### TASK BRIEF
Continue the forum thread below about what members want for Christmas, picking up right after its last line.

# What do you want for Xmas?



## Rob Fisher (6/12/18)

The girls are doing the Xmas tree! What do you want to find under the Xmas tree?

Reactions: Like 3 | Winner 1


----------



## Christos (6/12/18)

Rob Fisher said:


> The girls are doing the Xmas tree! What do you want to find under the Xmas tree?
> View attachment 153143
> View attachment 153144
> View attachment 153145
> View attachment 153146


A cat that doesnt roam the streets at night would be nice 
Also, for my wife and child to not buy me anything with my money

Reactions: Like 1 | Funny 11 | Can relate 4 | Optimistic 2


----------



## Vilaishima (6/12/18)

I'd love a micarta handled damascus steel Tom Brown Tracker #1 but at $300+ for a standard steel one I know that is not going to happen...

Reactions: Like 1 | Winner 1


----------



## Vix (6/12/18)

I would love a Billet Box V4 any color with VapeShell but trying to convince the wife why it is worth it is turning out to be challenging....

Reactions: Like 4 | Can relate 4


----------



## SmokeyJoe (6/12/18)

My homeloan to be paid off

Reactions: Like 4 | Agree 2


----------



## BioHAZarD (6/12/18)

Nothing. I have everything I need.

Reactions: Like 2 | Agree 1 | Winner 5


----------



## KZOR (6/12/18)

I would like a check that would pay for my sons second year at university *OR* a guarantee slip that all my learners will always pay attention in class next year  *OR* a promise from the government that they will only appoint qualified individuals  *OR* a newspaper article stating ESKOM found 5 forgotten coal mines *OR *a photo of @Daniel & @BioHAZarD hugging each other .

Any one will do.

Reactions: Like 3 | Winner 4 | Funny 9 | Optimistic 2


----------



## BioHAZarD (6/12/18)

KZOR said:


> I would like a check that would pay for my sons second year at university *OR* a guarantee slip what all my learners will always pay attention in class next year  *OR* a promise from the government that they will only appoint qualified individuals  *OR* a newspaper article stating ESKOM found 5 forgotten coal mines *OR *a photo of @Daniel & @BioHAZarD hugging each other .
> 
> Any one will do.


The eskom quip is more likely.

Reactions: Funny 5


----------



## KZOR (6/12/18)

BioHAZarD said:


> The eskom quip is more likely.


Thought you gonna say my check is in the post .... lol.

Reactions: Like 2 | Funny 4 | Optimistic 1


----------



## jm10 (6/12/18)

KZOR said:


> I would like a check that would pay for my sons second year at university *OR* a guarantee slip what all my learners will always pay attention in class next year  *OR* a promise from the government that they will only appoint qualified individuals  *OR* a newspaper article stating ESKOM found 5 forgotten coal mines *OR *a photo of @Daniel & @BioHAZarD hugging each other .

### EXCERPTED DATA
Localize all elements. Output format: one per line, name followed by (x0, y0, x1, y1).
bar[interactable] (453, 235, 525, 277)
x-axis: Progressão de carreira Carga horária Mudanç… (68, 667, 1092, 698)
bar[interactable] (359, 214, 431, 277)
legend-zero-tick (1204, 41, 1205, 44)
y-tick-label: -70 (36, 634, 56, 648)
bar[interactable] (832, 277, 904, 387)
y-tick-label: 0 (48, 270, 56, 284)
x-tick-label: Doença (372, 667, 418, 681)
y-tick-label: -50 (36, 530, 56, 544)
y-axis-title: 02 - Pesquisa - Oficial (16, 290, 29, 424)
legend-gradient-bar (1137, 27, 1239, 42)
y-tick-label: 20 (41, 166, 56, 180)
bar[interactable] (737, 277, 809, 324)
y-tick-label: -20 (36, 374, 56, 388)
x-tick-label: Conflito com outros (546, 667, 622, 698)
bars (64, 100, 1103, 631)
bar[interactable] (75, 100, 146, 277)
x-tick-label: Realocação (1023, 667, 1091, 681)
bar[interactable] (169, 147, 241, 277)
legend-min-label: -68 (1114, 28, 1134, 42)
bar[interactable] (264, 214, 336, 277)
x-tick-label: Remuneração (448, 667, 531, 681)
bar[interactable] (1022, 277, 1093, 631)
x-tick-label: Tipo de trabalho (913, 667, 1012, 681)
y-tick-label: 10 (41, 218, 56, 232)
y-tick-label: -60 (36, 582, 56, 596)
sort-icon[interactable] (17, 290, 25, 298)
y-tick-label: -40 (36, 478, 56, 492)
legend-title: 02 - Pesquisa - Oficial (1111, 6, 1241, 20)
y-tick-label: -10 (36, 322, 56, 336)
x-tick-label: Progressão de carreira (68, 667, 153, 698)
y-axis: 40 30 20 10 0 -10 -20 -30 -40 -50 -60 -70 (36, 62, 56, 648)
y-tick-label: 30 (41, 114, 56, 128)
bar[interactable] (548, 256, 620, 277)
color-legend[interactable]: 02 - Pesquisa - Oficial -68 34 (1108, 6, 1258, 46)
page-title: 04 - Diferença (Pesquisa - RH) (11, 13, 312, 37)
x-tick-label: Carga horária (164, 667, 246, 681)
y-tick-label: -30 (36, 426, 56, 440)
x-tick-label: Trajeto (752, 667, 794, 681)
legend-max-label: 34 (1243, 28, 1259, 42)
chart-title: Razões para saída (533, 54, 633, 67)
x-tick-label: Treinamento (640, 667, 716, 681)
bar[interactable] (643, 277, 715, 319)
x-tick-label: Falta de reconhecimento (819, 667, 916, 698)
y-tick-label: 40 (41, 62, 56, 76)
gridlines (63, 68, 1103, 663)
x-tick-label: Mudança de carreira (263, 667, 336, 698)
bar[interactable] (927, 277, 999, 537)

### OUTPUT
> 
> Any one will do.



Hahahaha

Reactions: Like 2 | Agree 1


----------



## baksteen8168 (6/12/18)

I'd love the winning Lotto numbers.

Reactions: Like 2 | Agree 3


----------



## Christos (6/12/18)

baksteen8168 said:


> I'd love the winning Lotto numbers.


Good thing they are published:


Anything else? 
You probably should have specified "future" lotto numbers

Reactions: Winner 2 | Funny 11


----------



## baksteen8168 (6/12/18)

Christos said:


> Good thing they are published:
> View attachment 153168
> 
> Anything else?
> You probably should have specified "future" lotto numbers


YAY! Thanks @Christos ! Not even X-Mas yet and I got exactly what I wanted

Reactions: Like 1 | Funny 1 | Thanks 1


----------



## Daniel (6/12/18)

I want a hug from @BioHAZarD

Reactions: Like 1 | Winner 2 | Funny 7 | Optimistic 1


----------



## BioHAZarD (6/12/18)

Daniel said:


> I want a hug from @BioHAZarD


Just imagine the amount of subs u would get.

Reactions: Agree 2 | Funny 2


----------



## Daniel (6/12/18)

BioHAZarD said:


> Just imagine the amount of subs u would get.



Oh no , this would be a private affair ......

Reactions: Funny 2


----------



## Hooked (6/12/18)



Reactions: Like 3 | Agree 1 | Winner 1


----------



## GSM500 (6/12/18)

KZOR said:


> I would like a check that would pay for my sons second year at university *OR* a guarantee slip what all my learners will always pay attention in class next year  *OR* a promise from the government that they will only appoint qualified individuals  *OR* a newspaper article stating ESKOM found 5 forgotten coal mines *OR *a photo of @Daniel & @BioHAZarD hugging each other .
> 
> Any one will do.


Looks like Eskom found 170 mines, they just forgot to collect.

https://www.news24.com/SouthAfrica/News/eskoms-big-coal-whopper-20181204

Reactions: Like 1


----------



## Rafique (6/12/18)

Christos said:


> A cat that doesnt roam the streets at night would be nice
> Also, for my wife and child to not buy me anything with my money



Atleast yours roams the streets only at night, mine goes away for the holidays.

Reactions: Funny 5


----------



## Rafique (6/12/18)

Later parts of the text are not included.